EXERCISE GOAL: Track down each line that has the word "Titulares" and copy it.

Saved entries

+ + + + + + +

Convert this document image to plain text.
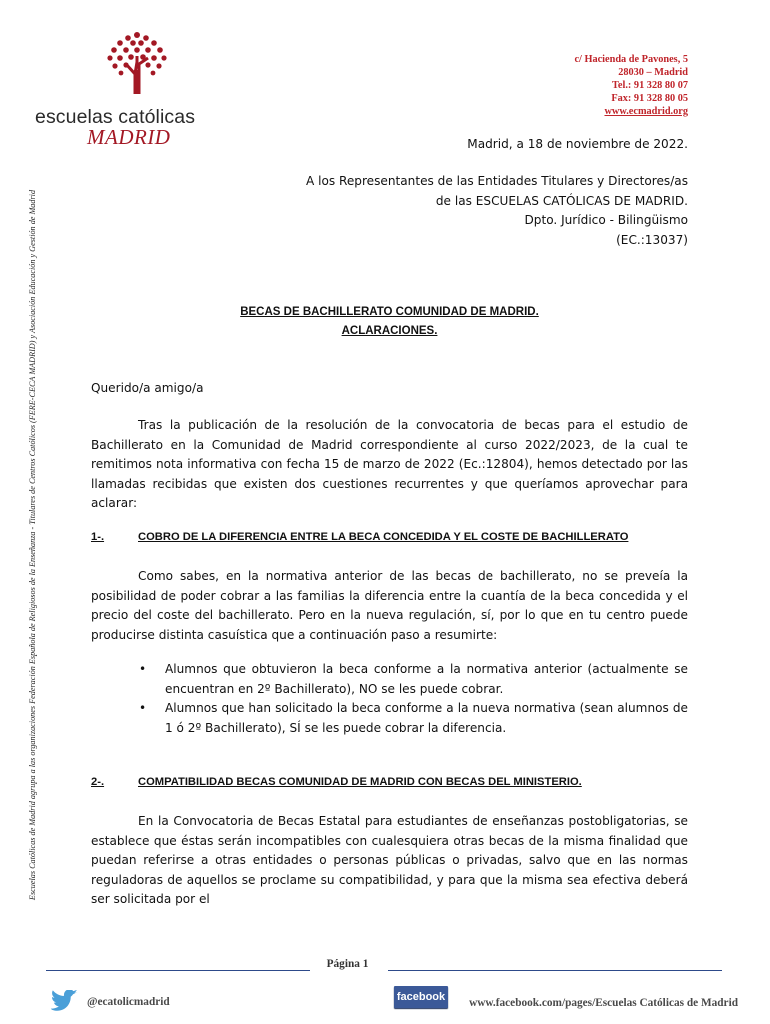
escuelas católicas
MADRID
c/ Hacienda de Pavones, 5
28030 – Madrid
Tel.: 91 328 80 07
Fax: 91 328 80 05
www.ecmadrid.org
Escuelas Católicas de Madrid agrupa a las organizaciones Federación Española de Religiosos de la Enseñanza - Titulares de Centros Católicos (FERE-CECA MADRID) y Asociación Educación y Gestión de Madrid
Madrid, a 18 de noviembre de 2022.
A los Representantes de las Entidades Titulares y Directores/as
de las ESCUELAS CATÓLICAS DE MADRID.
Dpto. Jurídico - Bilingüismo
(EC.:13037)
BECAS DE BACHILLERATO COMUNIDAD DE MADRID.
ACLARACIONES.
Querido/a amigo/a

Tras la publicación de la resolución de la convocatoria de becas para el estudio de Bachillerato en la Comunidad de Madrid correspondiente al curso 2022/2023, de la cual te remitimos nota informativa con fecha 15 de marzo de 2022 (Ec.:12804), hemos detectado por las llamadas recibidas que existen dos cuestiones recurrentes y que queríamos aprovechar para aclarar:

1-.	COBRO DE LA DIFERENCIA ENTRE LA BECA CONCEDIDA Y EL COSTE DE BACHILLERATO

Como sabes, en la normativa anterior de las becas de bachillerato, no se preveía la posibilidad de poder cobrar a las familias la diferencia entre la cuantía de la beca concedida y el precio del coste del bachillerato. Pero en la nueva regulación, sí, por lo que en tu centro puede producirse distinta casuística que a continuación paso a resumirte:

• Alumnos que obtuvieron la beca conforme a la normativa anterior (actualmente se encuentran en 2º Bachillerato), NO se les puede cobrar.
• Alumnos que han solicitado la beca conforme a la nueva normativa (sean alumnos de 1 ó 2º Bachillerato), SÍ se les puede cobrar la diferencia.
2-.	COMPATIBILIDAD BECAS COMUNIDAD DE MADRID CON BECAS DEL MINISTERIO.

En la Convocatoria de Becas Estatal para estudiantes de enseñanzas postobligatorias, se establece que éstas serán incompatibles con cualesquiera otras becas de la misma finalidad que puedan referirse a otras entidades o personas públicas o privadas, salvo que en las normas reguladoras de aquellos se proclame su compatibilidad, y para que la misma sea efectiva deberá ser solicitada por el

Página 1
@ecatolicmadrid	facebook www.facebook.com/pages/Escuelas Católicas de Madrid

+ + + + + + +

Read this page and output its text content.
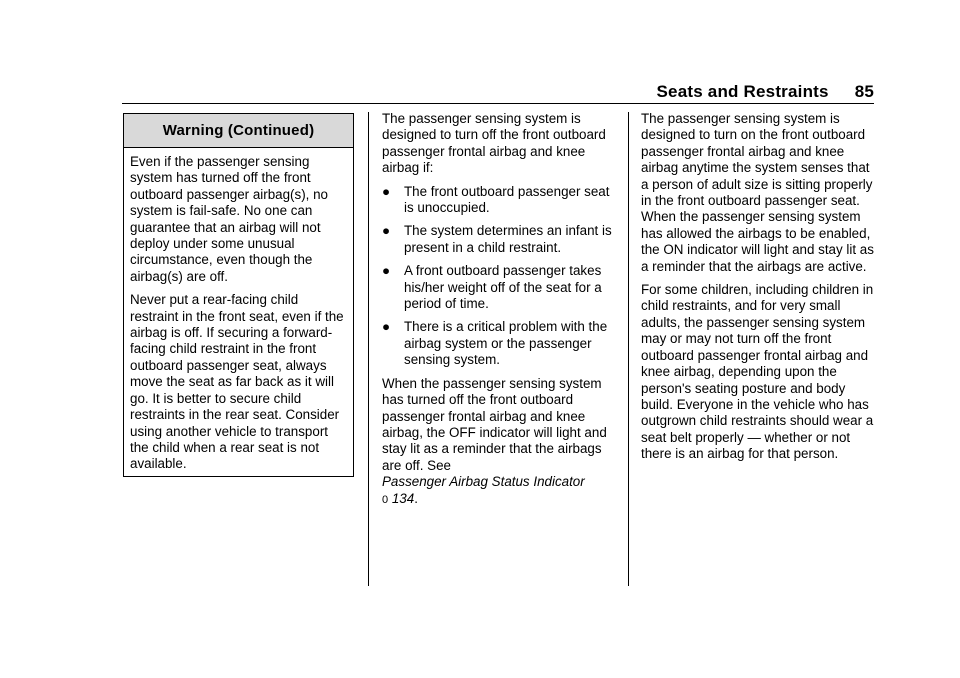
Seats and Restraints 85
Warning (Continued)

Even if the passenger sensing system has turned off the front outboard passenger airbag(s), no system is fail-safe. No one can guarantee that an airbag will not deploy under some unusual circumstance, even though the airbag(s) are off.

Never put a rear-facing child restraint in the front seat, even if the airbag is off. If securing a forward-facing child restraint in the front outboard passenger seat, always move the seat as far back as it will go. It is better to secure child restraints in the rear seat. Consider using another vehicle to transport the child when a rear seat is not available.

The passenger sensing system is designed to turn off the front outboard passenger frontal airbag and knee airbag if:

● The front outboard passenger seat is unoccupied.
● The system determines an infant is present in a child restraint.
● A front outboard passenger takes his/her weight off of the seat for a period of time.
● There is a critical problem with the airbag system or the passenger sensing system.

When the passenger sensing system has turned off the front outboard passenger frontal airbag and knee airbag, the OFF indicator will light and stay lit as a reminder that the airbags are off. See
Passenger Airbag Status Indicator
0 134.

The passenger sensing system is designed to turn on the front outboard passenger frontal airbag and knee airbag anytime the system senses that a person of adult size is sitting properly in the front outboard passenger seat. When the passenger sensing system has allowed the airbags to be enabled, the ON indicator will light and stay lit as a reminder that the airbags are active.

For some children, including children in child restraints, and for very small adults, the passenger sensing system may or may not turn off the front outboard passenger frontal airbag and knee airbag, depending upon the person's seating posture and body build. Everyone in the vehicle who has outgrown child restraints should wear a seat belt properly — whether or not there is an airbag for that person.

+ + + + + + +

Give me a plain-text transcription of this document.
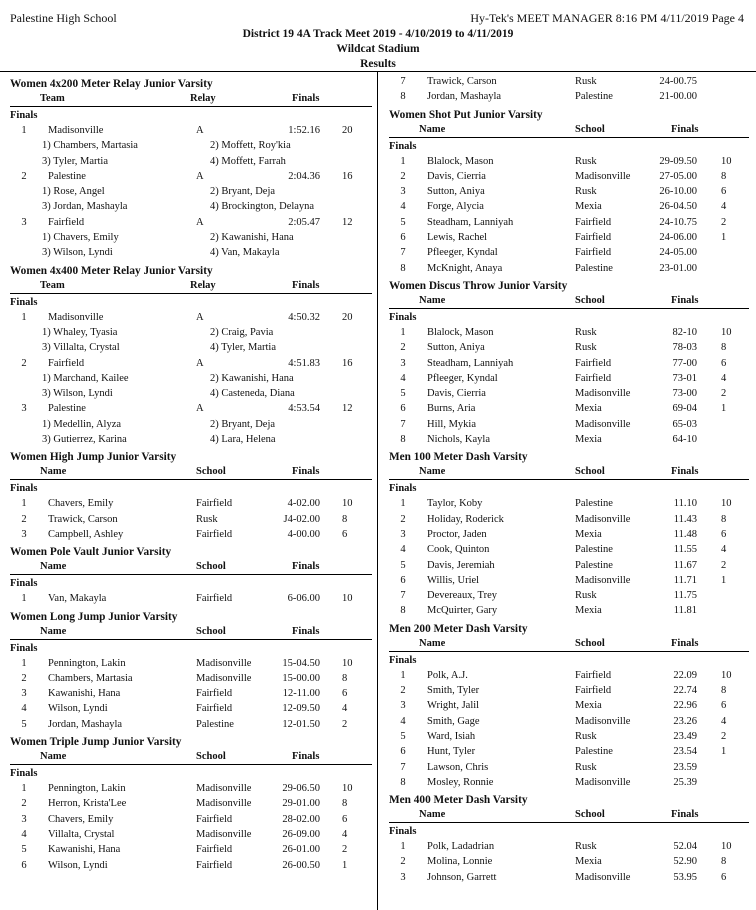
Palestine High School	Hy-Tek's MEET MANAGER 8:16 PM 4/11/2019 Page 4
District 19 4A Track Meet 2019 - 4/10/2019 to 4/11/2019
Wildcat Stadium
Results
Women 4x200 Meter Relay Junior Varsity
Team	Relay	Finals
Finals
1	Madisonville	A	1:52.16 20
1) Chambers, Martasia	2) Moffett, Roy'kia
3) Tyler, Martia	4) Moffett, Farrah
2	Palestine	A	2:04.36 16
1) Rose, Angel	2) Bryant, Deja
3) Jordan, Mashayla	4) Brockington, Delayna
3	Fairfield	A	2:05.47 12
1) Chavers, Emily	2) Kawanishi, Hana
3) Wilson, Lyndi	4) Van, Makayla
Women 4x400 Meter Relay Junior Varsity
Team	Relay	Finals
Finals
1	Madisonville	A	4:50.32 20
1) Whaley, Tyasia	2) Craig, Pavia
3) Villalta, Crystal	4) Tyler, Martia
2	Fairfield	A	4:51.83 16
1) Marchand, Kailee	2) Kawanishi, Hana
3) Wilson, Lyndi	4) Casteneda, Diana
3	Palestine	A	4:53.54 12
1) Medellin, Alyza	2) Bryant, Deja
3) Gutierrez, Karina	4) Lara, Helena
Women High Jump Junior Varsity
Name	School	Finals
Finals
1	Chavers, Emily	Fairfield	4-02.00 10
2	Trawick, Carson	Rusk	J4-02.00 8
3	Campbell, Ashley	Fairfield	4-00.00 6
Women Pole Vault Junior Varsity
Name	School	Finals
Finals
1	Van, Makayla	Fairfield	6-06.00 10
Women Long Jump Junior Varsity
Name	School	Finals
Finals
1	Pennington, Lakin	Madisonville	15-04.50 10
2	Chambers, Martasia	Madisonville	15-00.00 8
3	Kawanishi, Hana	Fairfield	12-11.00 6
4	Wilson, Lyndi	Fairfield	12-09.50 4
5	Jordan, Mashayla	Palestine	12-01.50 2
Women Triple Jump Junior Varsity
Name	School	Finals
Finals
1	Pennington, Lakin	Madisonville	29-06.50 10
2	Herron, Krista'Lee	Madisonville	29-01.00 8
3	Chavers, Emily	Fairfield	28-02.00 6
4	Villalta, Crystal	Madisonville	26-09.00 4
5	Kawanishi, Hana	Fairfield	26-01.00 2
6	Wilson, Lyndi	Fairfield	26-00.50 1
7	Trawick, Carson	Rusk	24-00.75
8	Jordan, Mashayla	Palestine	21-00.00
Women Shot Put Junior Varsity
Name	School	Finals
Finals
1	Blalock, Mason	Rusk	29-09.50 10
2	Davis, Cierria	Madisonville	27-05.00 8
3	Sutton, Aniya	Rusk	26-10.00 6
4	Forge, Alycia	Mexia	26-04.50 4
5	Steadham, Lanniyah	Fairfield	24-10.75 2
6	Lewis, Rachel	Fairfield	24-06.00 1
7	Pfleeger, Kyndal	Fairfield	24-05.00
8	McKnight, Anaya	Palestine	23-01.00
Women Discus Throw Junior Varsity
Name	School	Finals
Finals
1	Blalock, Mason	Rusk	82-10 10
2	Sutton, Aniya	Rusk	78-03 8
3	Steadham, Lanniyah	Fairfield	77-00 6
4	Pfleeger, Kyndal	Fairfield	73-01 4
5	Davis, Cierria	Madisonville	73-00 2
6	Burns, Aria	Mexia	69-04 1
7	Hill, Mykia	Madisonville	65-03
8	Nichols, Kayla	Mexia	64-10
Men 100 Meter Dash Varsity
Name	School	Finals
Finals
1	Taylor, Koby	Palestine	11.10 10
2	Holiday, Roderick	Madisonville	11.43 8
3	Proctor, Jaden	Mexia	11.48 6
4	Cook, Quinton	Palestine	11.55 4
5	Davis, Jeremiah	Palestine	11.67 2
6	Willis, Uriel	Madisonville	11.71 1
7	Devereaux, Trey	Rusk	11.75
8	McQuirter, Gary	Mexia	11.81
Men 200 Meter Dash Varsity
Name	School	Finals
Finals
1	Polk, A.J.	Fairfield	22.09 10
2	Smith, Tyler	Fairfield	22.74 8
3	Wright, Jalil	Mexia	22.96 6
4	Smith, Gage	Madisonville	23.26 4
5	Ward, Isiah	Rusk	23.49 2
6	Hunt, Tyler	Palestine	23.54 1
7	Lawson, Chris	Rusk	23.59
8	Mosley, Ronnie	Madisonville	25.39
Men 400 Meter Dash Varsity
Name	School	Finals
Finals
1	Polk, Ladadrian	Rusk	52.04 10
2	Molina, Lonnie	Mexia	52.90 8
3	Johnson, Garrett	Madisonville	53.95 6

+ + + + + + +

SOLUTION TO THIS PROBLEM:
Escuelas Católicas de Madrid agrupa a las organizaciones Federación Española de Religiosos de la Enseñanza - Titulares de Centros Católicos (FERE-CECA MADRID) y Asociación Educación y Gestión de Madrid
A los Representantes de las Entidades Titulares y Directores/as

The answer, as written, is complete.